What the task asks: Look through the records that follow. Copy every line containing the word "grid".

Task inputs:
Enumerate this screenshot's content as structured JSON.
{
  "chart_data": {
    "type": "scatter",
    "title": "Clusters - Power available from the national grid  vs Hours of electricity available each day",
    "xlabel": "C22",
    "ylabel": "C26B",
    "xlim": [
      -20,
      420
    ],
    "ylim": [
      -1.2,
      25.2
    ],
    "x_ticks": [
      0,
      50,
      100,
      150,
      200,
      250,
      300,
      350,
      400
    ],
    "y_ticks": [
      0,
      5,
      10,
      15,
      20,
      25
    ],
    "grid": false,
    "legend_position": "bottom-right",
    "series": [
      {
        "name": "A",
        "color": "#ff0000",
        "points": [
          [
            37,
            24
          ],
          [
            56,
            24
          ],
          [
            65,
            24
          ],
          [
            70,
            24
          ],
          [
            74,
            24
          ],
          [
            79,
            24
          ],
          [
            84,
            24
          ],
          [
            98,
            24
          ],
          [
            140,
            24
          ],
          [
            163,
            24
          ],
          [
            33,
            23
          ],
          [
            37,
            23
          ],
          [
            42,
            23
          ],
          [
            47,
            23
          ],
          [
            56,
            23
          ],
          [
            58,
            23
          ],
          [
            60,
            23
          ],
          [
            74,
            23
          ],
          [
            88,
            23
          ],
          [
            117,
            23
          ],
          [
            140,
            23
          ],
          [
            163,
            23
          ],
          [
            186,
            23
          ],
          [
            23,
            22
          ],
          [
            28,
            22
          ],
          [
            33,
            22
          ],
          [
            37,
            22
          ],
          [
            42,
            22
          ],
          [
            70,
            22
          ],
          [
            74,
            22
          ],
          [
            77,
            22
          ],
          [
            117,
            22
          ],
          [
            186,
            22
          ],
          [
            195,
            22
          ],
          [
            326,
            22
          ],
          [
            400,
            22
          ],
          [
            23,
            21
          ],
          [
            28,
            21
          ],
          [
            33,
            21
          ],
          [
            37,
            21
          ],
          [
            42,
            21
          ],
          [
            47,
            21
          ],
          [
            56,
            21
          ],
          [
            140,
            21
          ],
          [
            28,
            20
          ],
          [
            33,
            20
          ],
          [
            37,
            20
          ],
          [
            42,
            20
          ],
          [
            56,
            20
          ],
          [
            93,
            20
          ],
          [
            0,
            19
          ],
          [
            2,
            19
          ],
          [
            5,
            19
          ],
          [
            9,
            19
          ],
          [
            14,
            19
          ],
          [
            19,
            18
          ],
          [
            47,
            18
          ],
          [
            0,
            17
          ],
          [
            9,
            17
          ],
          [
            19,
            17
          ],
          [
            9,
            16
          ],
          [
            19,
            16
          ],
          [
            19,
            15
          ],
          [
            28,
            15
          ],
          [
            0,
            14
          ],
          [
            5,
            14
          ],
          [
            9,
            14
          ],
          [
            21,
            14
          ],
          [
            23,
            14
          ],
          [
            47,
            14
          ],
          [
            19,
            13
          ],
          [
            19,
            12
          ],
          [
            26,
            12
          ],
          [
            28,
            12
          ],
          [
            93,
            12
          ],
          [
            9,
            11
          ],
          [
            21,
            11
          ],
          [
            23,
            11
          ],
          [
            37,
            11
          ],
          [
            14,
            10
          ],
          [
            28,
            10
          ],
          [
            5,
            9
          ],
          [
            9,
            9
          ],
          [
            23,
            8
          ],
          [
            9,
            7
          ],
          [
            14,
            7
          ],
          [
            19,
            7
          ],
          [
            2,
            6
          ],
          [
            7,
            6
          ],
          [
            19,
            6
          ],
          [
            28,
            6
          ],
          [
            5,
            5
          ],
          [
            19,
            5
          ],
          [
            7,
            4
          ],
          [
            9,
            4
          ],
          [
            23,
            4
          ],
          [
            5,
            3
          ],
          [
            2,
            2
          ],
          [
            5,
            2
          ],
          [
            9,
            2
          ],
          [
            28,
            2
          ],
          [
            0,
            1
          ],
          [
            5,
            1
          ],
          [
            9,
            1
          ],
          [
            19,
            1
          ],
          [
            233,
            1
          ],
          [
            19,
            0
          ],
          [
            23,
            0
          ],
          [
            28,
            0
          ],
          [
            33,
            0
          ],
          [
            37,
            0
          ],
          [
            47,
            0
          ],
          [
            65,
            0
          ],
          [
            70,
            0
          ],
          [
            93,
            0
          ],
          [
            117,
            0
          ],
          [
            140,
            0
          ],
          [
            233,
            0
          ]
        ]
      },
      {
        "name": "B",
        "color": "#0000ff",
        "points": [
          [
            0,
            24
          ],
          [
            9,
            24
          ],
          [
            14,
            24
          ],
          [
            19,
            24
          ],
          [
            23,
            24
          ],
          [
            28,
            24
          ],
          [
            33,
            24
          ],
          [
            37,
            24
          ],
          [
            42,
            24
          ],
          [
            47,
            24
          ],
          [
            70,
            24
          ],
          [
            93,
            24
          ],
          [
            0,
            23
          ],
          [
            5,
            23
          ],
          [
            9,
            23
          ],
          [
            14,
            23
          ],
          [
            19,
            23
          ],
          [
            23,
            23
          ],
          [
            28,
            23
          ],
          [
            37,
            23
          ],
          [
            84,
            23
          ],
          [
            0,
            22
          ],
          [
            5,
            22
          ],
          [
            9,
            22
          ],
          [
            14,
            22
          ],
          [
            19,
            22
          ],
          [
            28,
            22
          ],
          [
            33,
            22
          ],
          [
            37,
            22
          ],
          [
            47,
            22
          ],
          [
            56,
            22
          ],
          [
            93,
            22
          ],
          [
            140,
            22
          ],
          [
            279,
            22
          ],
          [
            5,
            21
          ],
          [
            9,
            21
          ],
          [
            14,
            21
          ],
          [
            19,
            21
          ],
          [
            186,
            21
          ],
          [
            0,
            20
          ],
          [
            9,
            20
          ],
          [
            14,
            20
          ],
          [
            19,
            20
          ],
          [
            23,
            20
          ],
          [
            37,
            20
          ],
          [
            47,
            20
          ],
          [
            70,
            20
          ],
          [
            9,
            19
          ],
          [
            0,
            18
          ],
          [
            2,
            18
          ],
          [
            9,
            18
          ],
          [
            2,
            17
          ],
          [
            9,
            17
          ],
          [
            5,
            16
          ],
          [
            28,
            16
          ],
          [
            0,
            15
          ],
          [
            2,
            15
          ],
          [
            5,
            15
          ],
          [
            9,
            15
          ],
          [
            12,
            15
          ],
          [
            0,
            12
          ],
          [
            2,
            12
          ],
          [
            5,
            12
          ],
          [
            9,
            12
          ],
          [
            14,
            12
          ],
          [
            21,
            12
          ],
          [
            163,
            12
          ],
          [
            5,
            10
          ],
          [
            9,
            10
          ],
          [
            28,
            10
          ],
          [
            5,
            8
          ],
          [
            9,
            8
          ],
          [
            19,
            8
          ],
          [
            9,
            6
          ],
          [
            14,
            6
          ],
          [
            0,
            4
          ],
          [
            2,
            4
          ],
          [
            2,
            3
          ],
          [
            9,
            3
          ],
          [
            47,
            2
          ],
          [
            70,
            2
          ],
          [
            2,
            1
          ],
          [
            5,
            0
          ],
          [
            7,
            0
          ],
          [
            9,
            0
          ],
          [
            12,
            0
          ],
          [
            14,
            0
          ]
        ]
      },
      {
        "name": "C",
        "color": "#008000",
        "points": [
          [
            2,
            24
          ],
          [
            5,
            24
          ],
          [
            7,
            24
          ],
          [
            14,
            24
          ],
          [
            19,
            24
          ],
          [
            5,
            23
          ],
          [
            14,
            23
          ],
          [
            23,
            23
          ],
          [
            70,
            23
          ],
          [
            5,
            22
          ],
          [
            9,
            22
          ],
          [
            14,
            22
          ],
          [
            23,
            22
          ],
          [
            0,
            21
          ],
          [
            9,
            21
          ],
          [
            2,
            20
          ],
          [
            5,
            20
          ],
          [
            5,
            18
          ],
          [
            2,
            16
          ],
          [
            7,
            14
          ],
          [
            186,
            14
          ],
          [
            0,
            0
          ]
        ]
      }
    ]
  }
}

Correct result:
    "title": "Clusters - Power available from the national grid  vs Hours of electricity available each day",
    "grid": false,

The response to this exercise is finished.